What you have to do => Below are some records; repeat them all exactly, minus the pictures.

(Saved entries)
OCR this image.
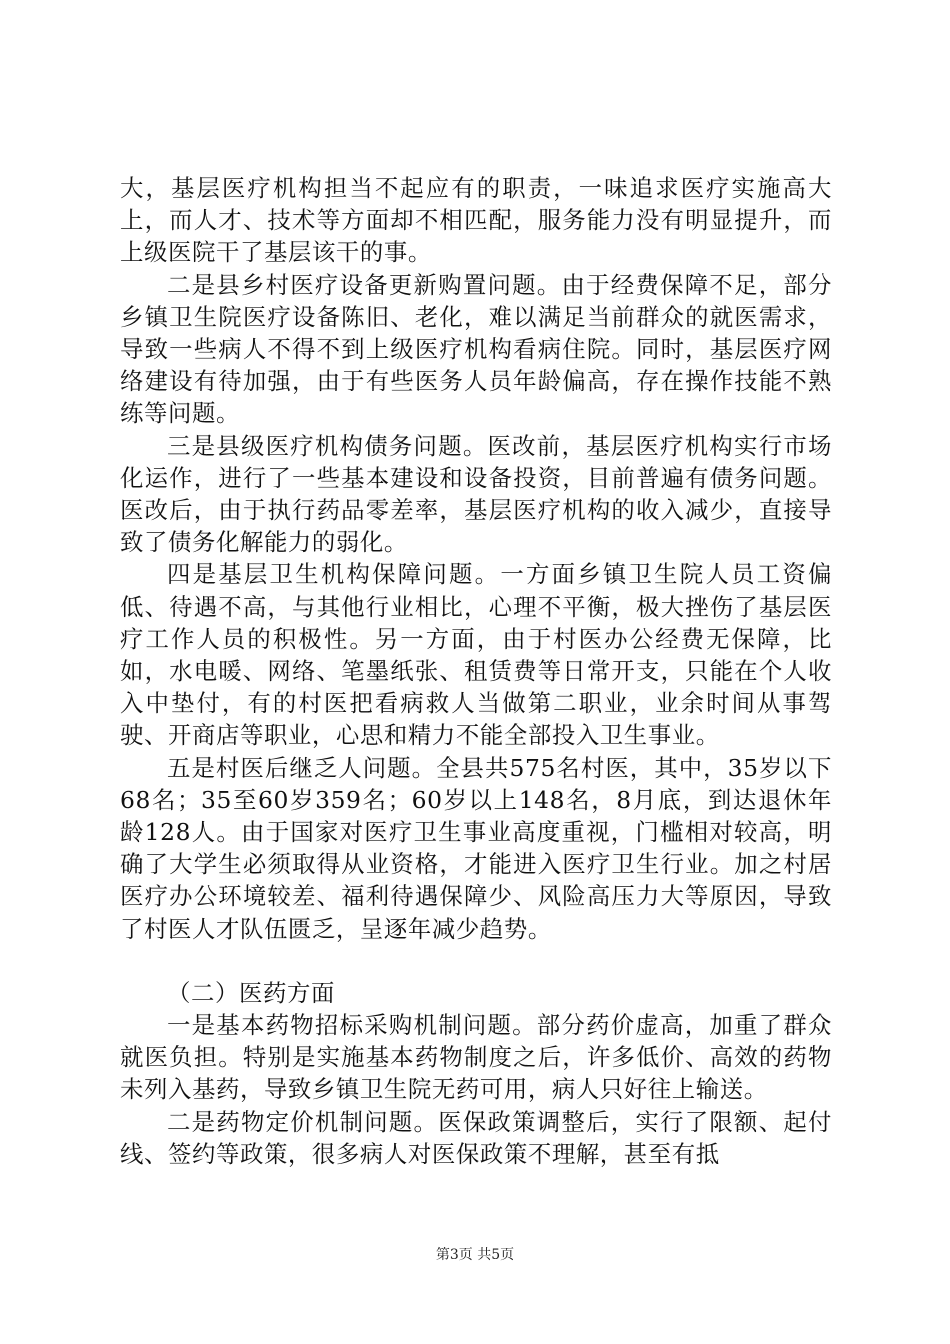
大，基层医疗机构担当不起应有的职责，一味追求医疗实施高大上，而人才、技术等方面却不相匹配，服务能力没有明显提升，而上级医院干了基层该干的事。

二是县乡村医疗设备更新购置问题。由于经费保障不足，部分乡镇卫生院医疗设备陈旧、老化，难以满足当前群众的就医需求，导致一些病人不得不到上级医疗机构看病住院。同时，基层医疗网络建设有待加强，由于有些医务人员年龄偏高，存在操作技能不熟练等问题。

三是县级医疗机构债务问题。医改前，基层医疗机构实行市场化运作，进行了一些基本建设和设备投资，目前普遍有债务问题。医改后，由于执行药品零差率，基层医疗机构的收入减少，直接导致了债务化解能力的弱化。

四是基层卫生机构保障问题。一方面乡镇卫生院人员工资偏低、待遇不高，与其他行业相比，心理不平衡，极大挫伤了基层医疗工作人员的积极性。另一方面，由于村医办公经费无保障，比如，水电暖、网络、笔墨纸张、租赁费等日常开支，只能在个人收入中垫付，有的村医把看病救人当做第二职业，业余时间从事驾驶、开商店等职业，心思和精力不能全部投入卫生事业。

五是村医后继乏人问题。全县共575名村医，其中，35岁以下68名；35至60岁359名；60岁以上148名，8月底，到达退休年龄128人。由于国家对医疗卫生事业高度重视，门槛相对较高，明确了大学生必须取得从业资格，才能进入医疗卫生行业。加之村居医疗办公环境较差、福利待遇保障少、风险高压力大等原因，导致了村医人才队伍匮乏，呈逐年减少趋势。

（二）医药方面

一是基本药物招标采购机制问题。部分药价虚高，加重了群众就医负担。特别是实施基本药物制度之后，许多低价、高效的药物未列入基药，导致乡镇卫生院无药可用，病人只好往上输送。

二是药物定价机制问题。医保政策调整后，实行了限额、起付线、签约等政策，很多病人对医保政策不理解，甚至有抵

第3页 共5页
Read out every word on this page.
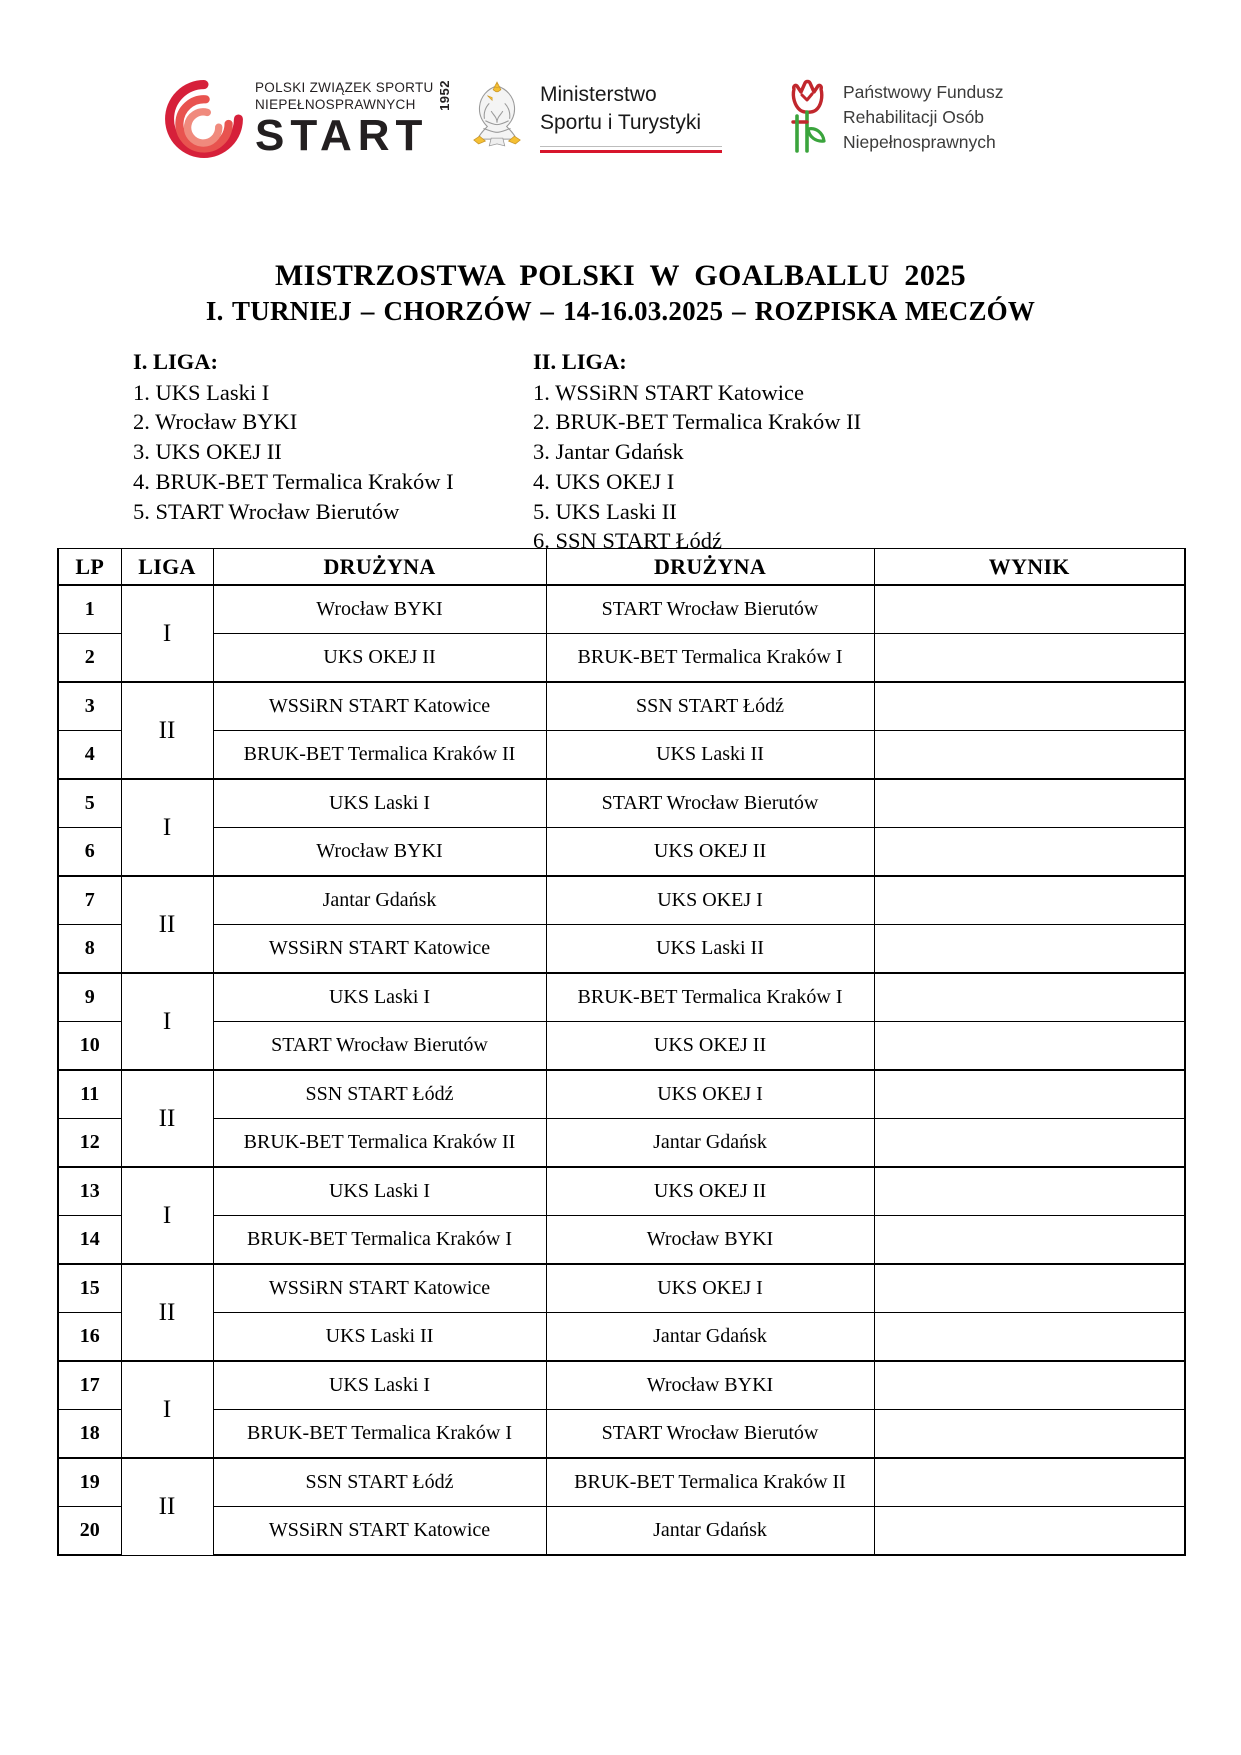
POLSKI ZWIĄZEK SPORTU
NIEPEŁNOSPRAWNYCH	1952
START
Ministerstwo
Sportu i Turystyki
Państwowy Fundusz
Rehabilitacji Osób
Niepełnosprawnych
MISTRZOSTWA POLSKI W GOALBALLU 2025
I. TURNIEJ – CHORZÓW – 14-16.03.2025 – ROZPISKA MECZÓW
I. LIGA:
1. UKS Laski I
2. Wrocław BYKI
3. UKS OKEJ II
4. BRUK-BET Termalica Kraków I
5. START Wrocław Bierutów
II. LIGA:
1. WSSiRN START Katowice
2. BRUK-BET Termalica Kraków II
3. Jantar Gdańsk
4. UKS OKEJ I
5. UKS Laski II
6. SSN START Łódź
LP	LIGA	DRUŻYNA	DRUŻYNA	WYNIK
1	I	Wrocław BYKI	START Wrocław Bierutów	
2		UKS OKEJ II	BRUK-BET Termalica Kraków I	
3	II	WSSiRN START Katowice	SSN START Łódź	
4		BRUK-BET Termalica Kraków II	UKS Laski II	
5	I	UKS Laski I	START Wrocław Bierutów	
6		Wrocław BYKI	UKS OKEJ II	
7	II	Jantar Gdańsk	UKS OKEJ I	
8		WSSiRN START Katowice	UKS Laski II	
9	I	UKS Laski I	BRUK-BET Termalica Kraków I	
10		START Wrocław Bierutów	UKS OKEJ II	
11	II	SSN START Łódź	UKS OKEJ I	
12		BRUK-BET Termalica Kraków II	Jantar Gdańsk	
13	I	UKS Laski I	UKS OKEJ II	
14		BRUK-BET Termalica Kraków I	Wrocław BYKI	
15	II	WSSiRN START Katowice	UKS OKEJ I	
16		UKS Laski II	Jantar Gdańsk	
17	I	UKS Laski I	Wrocław BYKI	
18		BRUK-BET Termalica Kraków I	START Wrocław Bierutów	
19	II	SSN START Łódź	BRUK-BET Termalica Kraków II	
20		WSSiRN START Katowice	Jantar Gdańsk	
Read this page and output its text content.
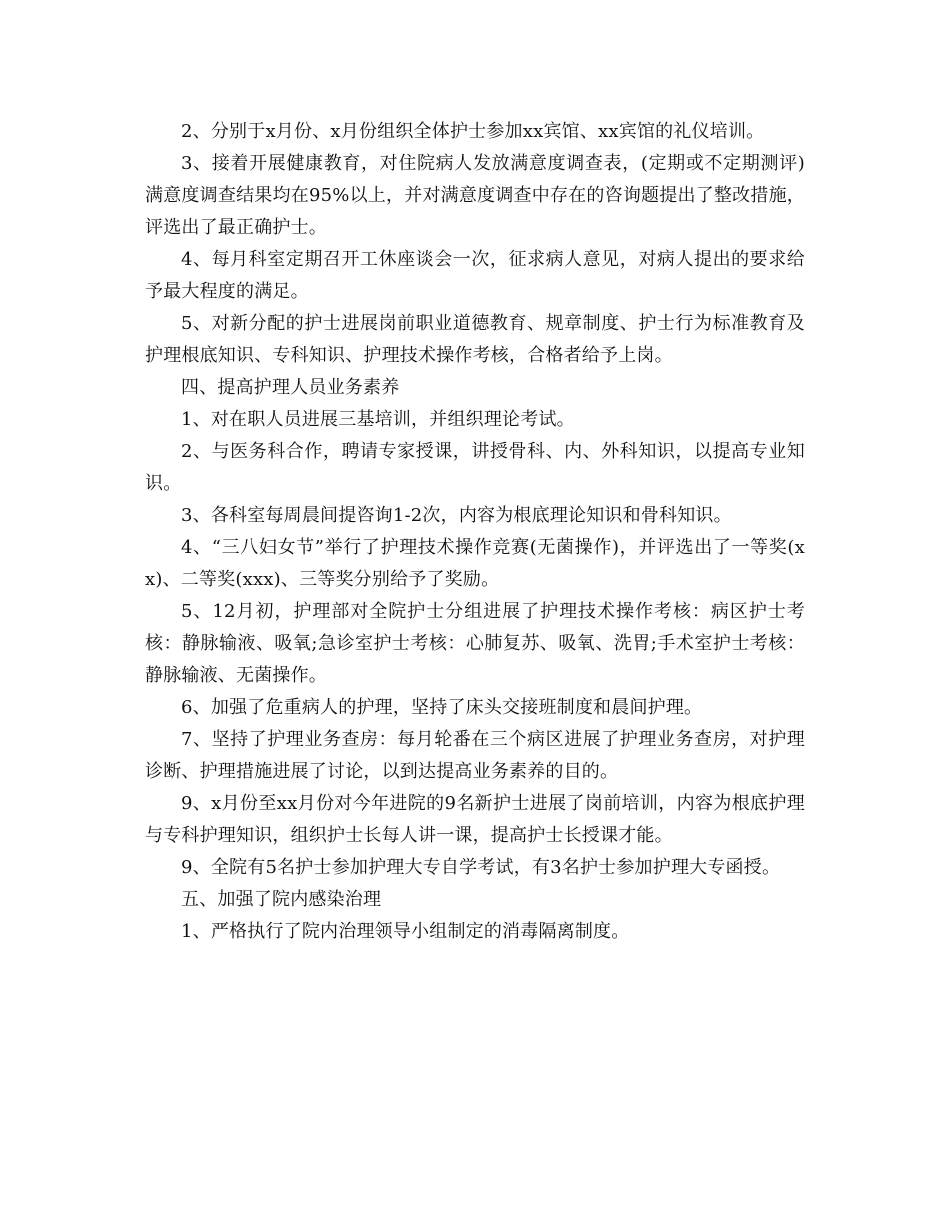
2、分别于x月份、x月份组织全体护士参加xx宾馆、xx宾馆的礼仪培训。

3、接着开展健康教育，对住院病人发放满意度调查表，(定期或不定期测评)满意度调查结果均在95%以上，并对满意度调查中存在的咨询题提出了整改措施，评选出了最正确护士。

4、每月科室定期召开工休座谈会一次，征求病人意见，对病人提出的要求给予最大程度的满足。

5、对新分配的护士进展岗前职业道德教育、规章制度、护士行为标准教育及护理根底知识、专科知识、护理技术操作考核，合格者给予上岗。

四、提高护理人员业务素养

1、对在职人员进展三基培训，并组织理论考试。

2、与医务科合作，聘请专家授课，讲授骨科、内、外科知识，以提高专业知识。

3、各科室每周晨间提咨询1-2次，内容为根底理论知识和骨科知识。

4、“三八妇女节”举行了护理技术操作竞赛(无菌操作)，并评选出了一等奖(xx)、二等奖(xxx)、三等奖分别给予了奖励。

5、12月初，护理部对全院护士分组进展了护理技术操作考核：病区护士考核：静脉输液、吸氧;急诊室护士考核：心肺复苏、吸氧、洗胃;手术室护士考核：静脉输液、无菌操作。

6、加强了危重病人的护理，坚持了床头交接班制度和晨间护理。

7、坚持了护理业务查房：每月轮番在三个病区进展了护理业务查房，对护理诊断、护理措施进展了讨论，以到达提高业务素养的目的。

9、x月份至xx月份对今年进院的9名新护士进展了岗前培训，内容为根底护理与专科护理知识，组织护士长每人讲一课，提高护士长授课才能。

9、全院有5名护士参加护理大专自学考试，有3名护士参加护理大专函授。

五、加强了院内感染治理

1、严格执行了院内治理领导小组制定的消毒隔离制度。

Answer to the task =>
OCR this image.
大，基层医疗机构担当不起应有的职责，一味追求医疗实施高大上，而人才、技术等方面却不相匹配，服务能力没有明显提升，而上级医院干了基层该干的事。

二是县乡村医疗设备更新购置问题。由于经费保障不足，部分乡镇卫生院医疗设备陈旧、老化，难以满足当前群众的就医需求，导致一些病人不得不到上级医疗机构看病住院。同时，基层医疗网络建设有待加强，由于有些医务人员年龄偏高，存在操作技能不熟练等问题。

三是县级医疗机构债务问题。医改前，基层医疗机构实行市场化运作，进行了一些基本建设和设备投资，目前普遍有债务问题。医改后，由于执行药品零差率，基层医疗机构的收入减少，直接导致了债务化解能力的弱化。

四是基层卫生机构保障问题。一方面乡镇卫生院人员工资偏低、待遇不高，与其他行业相比，心理不平衡，极大挫伤了基层医疗工作人员的积极性。另一方面，由于村医办公经费无保障，比如，水电暖、网络、笔墨纸张、租赁费等日常开支，只能在个人收入中垫付，有的村医把看病救人当做第二职业，业余时间从事驾驶、开商店等职业，心思和精力不能全部投入卫生事业。

五是村医后继乏人问题。全县共575名村医，其中，35岁以下68名；35至60岁359名；60岁以上148名，8月底，到达退休年龄128人。由于国家对医疗卫生事业高度重视，门槛相对较高，明确了大学生必须取得从业资格，才能进入医疗卫生行业。加之村居医疗办公环境较差、福利待遇保障少、风险高压力大等原因，导致了村医人才队伍匮乏，呈逐年减少趋势。

（二）医药方面

一是基本药物招标采购机制问题。部分药价虚高，加重了群众就医负担。特别是实施基本药物制度之后，许多低价、高效的药物未列入基药，导致乡镇卫生院无药可用，病人只好往上输送。

二是药物定价机制问题。医保政策调整后，实行了限额、起付线、签约等政策，很多病人对医保政策不理解，甚至有抵

第3页 共5页
Read out every word on this page.
POLSKI ZWIĄZEK SPORTU
NIEPEŁNOSPRAWNYCH	1952
START
Ministerstwo
Sportu i Turystyki
Państwowy Fundusz
Rehabilitacji Osób
Niepełnosprawnych
MISTRZOSTWA POLSKI W GOALBALLU 2025
I. TURNIEJ – CHORZÓW – 14-16.03.2025 – ROZPISKA MECZÓW
I. LIGA:
1. UKS Laski I
2. Wrocław BYKI
3. UKS OKEJ II
4. BRUK-BET Termalica Kraków I
5. START Wrocław Bierutów
II. LIGA:
1. WSSiRN START Katowice
2. BRUK-BET Termalica Kraków II
3. Jantar Gdańsk
4. UKS OKEJ I
5. UKS Laski II
6. SSN START Łódź
LP	LIGA	DRUŻYNA	DRUŻYNA	WYNIK
1	I	Wrocław BYKI	START Wrocław Bierutów	
2		UKS OKEJ II	BRUK-BET Termalica Kraków I	
3	II	WSSiRN START Katowice	SSN START Łódź	
4		BRUK-BET Termalica Kraków II	UKS Laski II	
5	I	UKS Laski I	START Wrocław Bierutów	
6		Wrocław BYKI	UKS OKEJ II	
7	II	Jantar Gdańsk	UKS OKEJ I	
8		WSSiRN START Katowice	UKS Laski II	
9	I	UKS Laski I	BRUK-BET Termalica Kraków I	
10		START Wrocław Bierutów	UKS OKEJ II	
11	II	SSN START Łódź	UKS OKEJ I	
12		BRUK-BET Termalica Kraków II	Jantar Gdańsk	
13	I	UKS Laski I	UKS OKEJ II	
14		BRUK-BET Termalica Kraków I	Wrocław BYKI	
15	II	WSSiRN START Katowice	UKS OKEJ I	
16		UKS Laski II	Jantar Gdańsk	
17	I	UKS Laski I	Wrocław BYKI	
18		BRUK-BET Termalica Kraków I	START Wrocław Bierutów	
19	II	SSN START Łódź	BRUK-BET Termalica Kraków II	
20		WSSiRN START Katowice	Jantar Gdańsk	
Read this page and output its text content.
2、分别于x月份、x月份组织全体护士参加xx宾馆、xx宾馆的礼仪培训。

3、接着开展健康教育，对住院病人发放满意度调查表，(定期或不定期测评)满意度调查结果均在95%以上，并对满意度调查中存在的咨询题提出了整改措施，评选出了最正确护士。

4、每月科室定期召开工休座谈会一次，征求病人意见，对病人提出的要求给予最大程度的满足。

5、对新分配的护士进展岗前职业道德教育、规章制度、护士行为标准教育及护理根底知识、专科知识、护理技术操作考核，合格者给予上岗。

四、提高护理人员业务素养

1、对在职人员进展三基培训，并组织理论考试。

2、与医务科合作，聘请专家授课，讲授骨科、内、外科知识，以提高专业知识。

3、各科室每周晨间提咨询1-2次，内容为根底理论知识和骨科知识。

4、“三八妇女节”举行了护理技术操作竞赛(无菌操作)，并评选出了一等奖(xx)、二等奖(xxx)、三等奖分别给予了奖励。

5、12月初，护理部对全院护士分组进展了护理技术操作考核：病区护士考核：静脉输液、吸氧;急诊室护士考核：心肺复苏、吸氧、洗胃;手术室护士考核：静脉输液、无菌操作。

6、加强了危重病人的护理，坚持了床头交接班制度和晨间护理。

7、坚持了护理业务查房：每月轮番在三个病区进展了护理业务查房，对护理诊断、护理措施进展了讨论，以到达提高业务素养的目的。

9、x月份至xx月份对今年进院的9名新护士进展了岗前培训，内容为根底护理与专科护理知识，组织护士长每人讲一课，提高护士长授课才能。

9、全院有5名护士参加护理大专自学考试，有3名护士参加护理大专函授。

五、加强了院内感染治理

1、严格执行了院内治理领导小组制定的消毒隔离制度。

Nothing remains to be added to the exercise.